> [Texto fornecido]:

…E se Luanda nunca tivesse sido resgatada aos holandeses e se a antiga praça de escravos do norte de Angola, nunca tivesse conhecido a liberdade…e se a guerra civil não tivesse empurrado milhões de angolanos para as suas entranhas…
Texto: Alexandra Baptista
Fotos: Sofia Ah Chak
O destino da metrópole angolana sempre pareceu ter contornos incertos, mas nada do que se vê hoje se poderia adivinhar… Não se adivinhava a enchente de gente, o caos urbano, toda a informalidade que invadiu a cidade, todas as línguas maternas, todos os usos e costumes…!
Não se adivinhava a vida tal como ela é. Não se adivinhava tamanha resiliência. O tempo em contramão. O ganha pão fora de mão. A vendedora de banana pão. A zungueira que se senta no chão, com a bacia de fruta… A menina moça que vende ginguba. O “papito” que cose as calças à margem do desenvolvimento. O sapateiro que costura a vida, na entrada do prédio colonial. A peixeira que arruma a vida na ilha do cabo. O cacuço que paga quase todas as contas, da mamã que serve na Chicala. Adivinhava-se… não!
Não se lhe conheceu, nem menos conhece; destino certo!

> [Tarefa proposta A]: Reescreva a parte do texto sobre Luanda que começa em "Não se adivinhava a vida" e termina depois de "Chicala. Adivinhava-se… não!", trocando "zungueira" por "vendedora ambulante".
> [Tarefa proposta B]: Segundo o texto sobre Luanda, em que lugar o sapateiro costura a vida?
> [Tarefa proposta C]: Dê continuidade ao texto sobre Luanda a partir da última frase apresentada.
Os dados que vêm a seguir são um material à parte, sem relação com o texto sobre Luanda.

> [Trecho dos dados]:

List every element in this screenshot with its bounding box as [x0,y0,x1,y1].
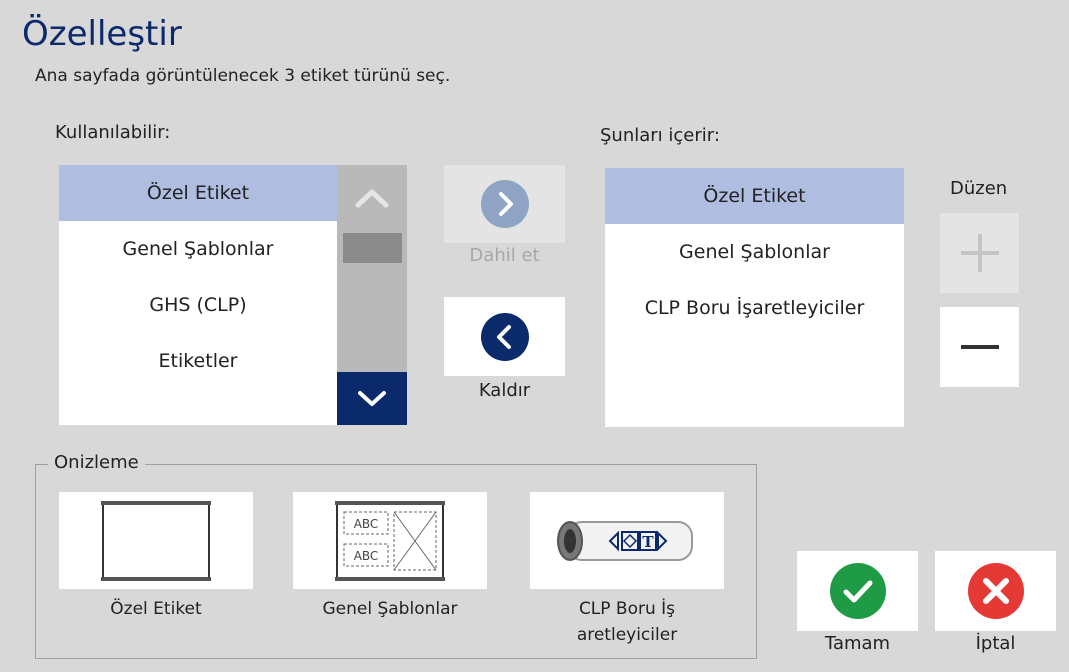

> [Resposta esperada A]:
Não se adivinhava a vida tal como ela é. Não se adivinhava tamanha resiliência. O tempo em contramão. O ganha pão fora de mão. A vendedora de banana pão. A vendedora ambulante que se senta no chão, com a bacia de fruta… A menina moça que vende ginguba. O “papito” que cose as calças à margem do desenvolvimento. O sapateiro que costura a vida, na entrada do prédio colonial. A peixeira que arruma a vida na ilha do cabo. O cacuço que paga quase todas as contas, da mamã que serve na Chicala. Adivinhava-se… não!

> [Resposta esperada B]: Na entrada do prédio colonial.

> [Resposta esperada C]:
Cidade sorrateira…
A metrópole angolana continua até aos dias de hoje a refazer-se a cada instante. Faz-se mais povoada. Mais carregada…
É mãe. É sofrida. É aconchego. É senhora dona de todas as províncias empurrando cada um dos seus filhos e enteados para muitos dos seus inóspitos lugares. Sítios à margem dos prédios e vivendas de outrora que se fazem lugares de vida, embora a vida não seja meiga.
Luanda não se descreve de qualquer maneira; a cidade é sorrateira, tem segredos para além dos segredos. Não se deixa ver e conhecer à primeira vista. Ela anuncia-se apenas. Faz-se de astúcias e engenhos, tal como os caluandas, o povo “bangão” que se orgulha de viver na terra mais financeira do país. Onde reina o kimbundu. Onde as tradições do antigamente batem à porta de todos os angolanos. Onde o quimono e o pano vestem as mamãs grandes.
Não se negoceiam os costumes, nem o mundo moderno; rompe com os hábitos nacionais que se ainda pedem às famílias.
Dominada por mais de 400 anos…
A cidade nasceu e cresceu às portas do mar. Por razões oportunas. Fidalgo da coroa portuguesa, Paulo Dias de Novais liderou a missão de muitos homens, entre eles alguns tementes a Deus e dispostos a espalhar a fé. Isto no século XVI. Comandou o propósito de aqui estabelecer uma base com fins comerciais e religiosos. E aqui encontrou o poder tradicional. O reino de Ndongo, vassalo do reino poderoso do Congo, que tinha o seu coração em Mbanza Congo, no Zaire. Norte do país.
A presença portuguesa que a partir de este lugar se alarga ao interior do país virá a encontrar uma corte poderosa em oposição ao tráfego de homens, mulheres e crianças. A luta contra a escravatura dará fama à rainha Nginga Mbande, sobrinha ou filha, diz-se, do poderoso Ngola Kiluange, o soberano do reino de Ndongo instalado em Malange.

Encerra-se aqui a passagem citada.